Look through the listing below for the string "testosterone". Say how many lines hold it, and nothing else.
*** Block opens ***
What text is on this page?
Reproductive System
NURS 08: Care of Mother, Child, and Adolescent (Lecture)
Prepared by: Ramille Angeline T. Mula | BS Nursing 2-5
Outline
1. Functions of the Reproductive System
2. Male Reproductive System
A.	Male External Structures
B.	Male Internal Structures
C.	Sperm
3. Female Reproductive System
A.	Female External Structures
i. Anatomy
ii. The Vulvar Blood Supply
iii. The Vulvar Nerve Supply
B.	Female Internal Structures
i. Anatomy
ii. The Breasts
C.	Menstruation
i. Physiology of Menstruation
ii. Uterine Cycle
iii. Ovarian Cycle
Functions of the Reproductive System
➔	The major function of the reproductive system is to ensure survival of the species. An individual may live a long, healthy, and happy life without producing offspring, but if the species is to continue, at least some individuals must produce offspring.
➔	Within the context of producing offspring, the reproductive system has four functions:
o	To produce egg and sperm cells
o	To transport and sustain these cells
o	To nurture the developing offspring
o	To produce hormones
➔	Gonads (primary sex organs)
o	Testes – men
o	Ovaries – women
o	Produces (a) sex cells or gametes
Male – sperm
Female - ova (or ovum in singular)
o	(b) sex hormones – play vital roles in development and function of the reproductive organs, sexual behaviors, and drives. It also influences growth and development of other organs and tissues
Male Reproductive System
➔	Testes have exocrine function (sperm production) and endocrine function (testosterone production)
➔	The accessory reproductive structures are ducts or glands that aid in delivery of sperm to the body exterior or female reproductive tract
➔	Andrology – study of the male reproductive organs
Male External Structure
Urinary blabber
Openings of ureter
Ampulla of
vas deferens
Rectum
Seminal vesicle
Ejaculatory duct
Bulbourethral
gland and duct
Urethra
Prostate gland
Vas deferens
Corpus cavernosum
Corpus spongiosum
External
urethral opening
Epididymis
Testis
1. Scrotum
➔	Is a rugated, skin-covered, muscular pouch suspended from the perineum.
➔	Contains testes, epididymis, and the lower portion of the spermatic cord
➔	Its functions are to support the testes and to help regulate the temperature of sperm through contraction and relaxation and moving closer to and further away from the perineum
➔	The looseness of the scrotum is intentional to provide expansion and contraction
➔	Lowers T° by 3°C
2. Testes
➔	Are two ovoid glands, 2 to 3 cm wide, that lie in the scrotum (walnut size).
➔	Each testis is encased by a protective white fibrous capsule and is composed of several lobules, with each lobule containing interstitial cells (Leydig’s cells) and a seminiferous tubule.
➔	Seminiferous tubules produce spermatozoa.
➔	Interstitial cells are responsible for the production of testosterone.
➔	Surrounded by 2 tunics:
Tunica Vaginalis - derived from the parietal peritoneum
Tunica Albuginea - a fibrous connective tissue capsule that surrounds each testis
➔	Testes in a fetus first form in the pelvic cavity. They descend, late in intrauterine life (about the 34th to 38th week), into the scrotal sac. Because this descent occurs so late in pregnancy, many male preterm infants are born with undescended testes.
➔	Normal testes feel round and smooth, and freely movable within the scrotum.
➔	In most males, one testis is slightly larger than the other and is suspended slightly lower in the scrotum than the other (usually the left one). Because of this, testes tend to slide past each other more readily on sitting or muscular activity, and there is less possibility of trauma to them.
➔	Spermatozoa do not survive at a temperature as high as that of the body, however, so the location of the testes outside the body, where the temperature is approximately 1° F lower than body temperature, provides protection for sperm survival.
*** Block closes ***
• [The completed task] 2